Every line that holds the string "this" is to be identified and copied.
◇ ◇ ◇
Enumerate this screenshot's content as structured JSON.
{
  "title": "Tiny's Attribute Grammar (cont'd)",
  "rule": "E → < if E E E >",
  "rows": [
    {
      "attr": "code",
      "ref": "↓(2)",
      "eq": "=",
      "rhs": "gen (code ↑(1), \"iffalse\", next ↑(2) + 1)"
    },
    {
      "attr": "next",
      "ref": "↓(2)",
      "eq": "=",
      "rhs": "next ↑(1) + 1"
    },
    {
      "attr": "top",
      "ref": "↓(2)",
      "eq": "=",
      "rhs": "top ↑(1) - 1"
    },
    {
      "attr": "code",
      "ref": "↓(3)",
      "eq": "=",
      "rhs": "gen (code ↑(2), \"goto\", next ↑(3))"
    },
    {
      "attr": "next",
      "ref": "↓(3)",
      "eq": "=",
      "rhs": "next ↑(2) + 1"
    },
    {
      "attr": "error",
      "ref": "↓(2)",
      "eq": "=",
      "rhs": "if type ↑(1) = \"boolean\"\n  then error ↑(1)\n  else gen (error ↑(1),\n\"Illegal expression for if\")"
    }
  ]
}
◇ ◇ ◇
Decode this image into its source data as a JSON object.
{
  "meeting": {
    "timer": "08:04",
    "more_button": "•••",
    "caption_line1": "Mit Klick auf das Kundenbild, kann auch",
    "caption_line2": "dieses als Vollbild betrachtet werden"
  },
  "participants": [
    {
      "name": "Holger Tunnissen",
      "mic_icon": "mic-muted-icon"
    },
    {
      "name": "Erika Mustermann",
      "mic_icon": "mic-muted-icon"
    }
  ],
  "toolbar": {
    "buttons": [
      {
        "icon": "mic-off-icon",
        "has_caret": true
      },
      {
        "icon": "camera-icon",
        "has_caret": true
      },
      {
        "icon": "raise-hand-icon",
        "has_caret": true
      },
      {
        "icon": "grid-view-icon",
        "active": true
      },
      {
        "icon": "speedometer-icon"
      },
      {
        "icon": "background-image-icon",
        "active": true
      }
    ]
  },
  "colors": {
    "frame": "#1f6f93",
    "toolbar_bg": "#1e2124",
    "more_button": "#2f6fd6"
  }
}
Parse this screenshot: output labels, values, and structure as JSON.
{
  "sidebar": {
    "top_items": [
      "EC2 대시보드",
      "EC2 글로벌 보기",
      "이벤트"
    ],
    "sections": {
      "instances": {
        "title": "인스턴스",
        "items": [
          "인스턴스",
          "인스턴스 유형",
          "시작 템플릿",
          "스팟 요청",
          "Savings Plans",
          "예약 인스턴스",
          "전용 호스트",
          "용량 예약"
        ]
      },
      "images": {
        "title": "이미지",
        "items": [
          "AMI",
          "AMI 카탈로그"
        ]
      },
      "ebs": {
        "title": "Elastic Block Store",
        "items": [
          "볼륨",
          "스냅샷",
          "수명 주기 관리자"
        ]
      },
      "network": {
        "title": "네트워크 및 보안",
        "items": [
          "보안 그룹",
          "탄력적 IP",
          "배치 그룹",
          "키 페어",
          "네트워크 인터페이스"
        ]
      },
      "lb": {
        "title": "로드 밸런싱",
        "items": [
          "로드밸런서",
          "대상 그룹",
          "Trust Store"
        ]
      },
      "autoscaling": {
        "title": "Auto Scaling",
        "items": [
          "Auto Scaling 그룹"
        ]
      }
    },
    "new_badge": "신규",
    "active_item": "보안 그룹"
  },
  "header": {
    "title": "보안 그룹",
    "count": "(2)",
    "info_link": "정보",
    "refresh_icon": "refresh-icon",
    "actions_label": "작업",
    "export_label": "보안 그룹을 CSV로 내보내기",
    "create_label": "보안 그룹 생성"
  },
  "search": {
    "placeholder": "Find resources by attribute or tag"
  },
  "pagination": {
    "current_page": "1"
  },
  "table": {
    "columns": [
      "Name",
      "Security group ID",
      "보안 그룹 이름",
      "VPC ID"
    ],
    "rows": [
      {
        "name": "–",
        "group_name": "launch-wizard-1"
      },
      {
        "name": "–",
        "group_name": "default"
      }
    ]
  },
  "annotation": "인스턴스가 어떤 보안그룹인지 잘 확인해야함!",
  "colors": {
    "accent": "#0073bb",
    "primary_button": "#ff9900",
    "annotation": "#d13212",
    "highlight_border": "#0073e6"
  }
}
◇ ◇ ◇
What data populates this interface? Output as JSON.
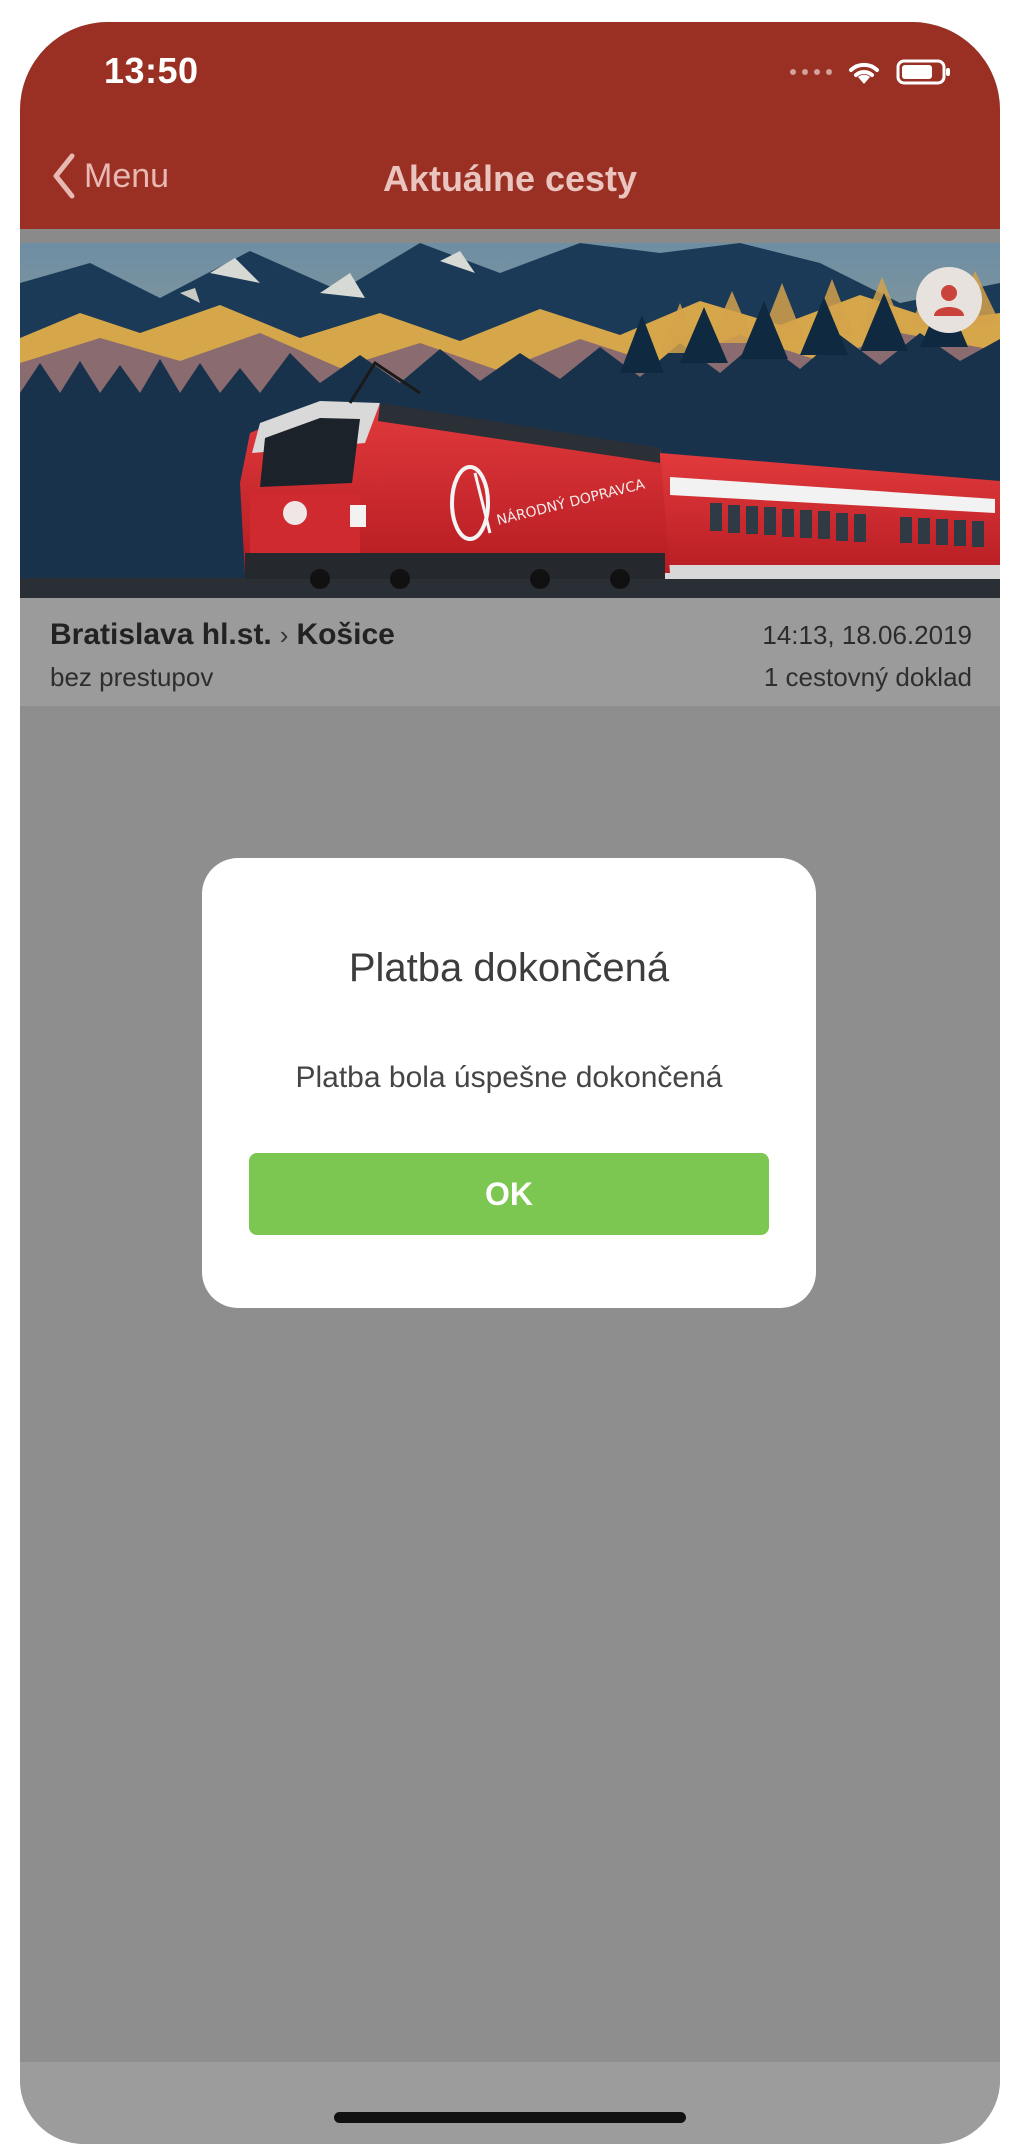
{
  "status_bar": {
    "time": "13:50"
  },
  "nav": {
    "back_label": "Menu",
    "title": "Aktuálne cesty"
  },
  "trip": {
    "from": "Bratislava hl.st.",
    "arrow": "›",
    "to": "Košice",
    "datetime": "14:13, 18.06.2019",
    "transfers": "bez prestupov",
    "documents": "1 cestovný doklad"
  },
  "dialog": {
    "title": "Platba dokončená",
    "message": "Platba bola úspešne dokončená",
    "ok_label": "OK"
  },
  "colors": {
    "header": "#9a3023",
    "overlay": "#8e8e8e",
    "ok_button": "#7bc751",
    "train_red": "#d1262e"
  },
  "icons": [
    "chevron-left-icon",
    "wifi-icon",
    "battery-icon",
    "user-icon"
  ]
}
◇ ◇ ◇
- _RIGHT ANSWER_:
Enumerate this screenshot's content as structured JSON.
Decode this image into its source data as a JSON object.
Parse this screenshot: output labels, values, and structure as JSON.
What data populates this interface? Output as JSON.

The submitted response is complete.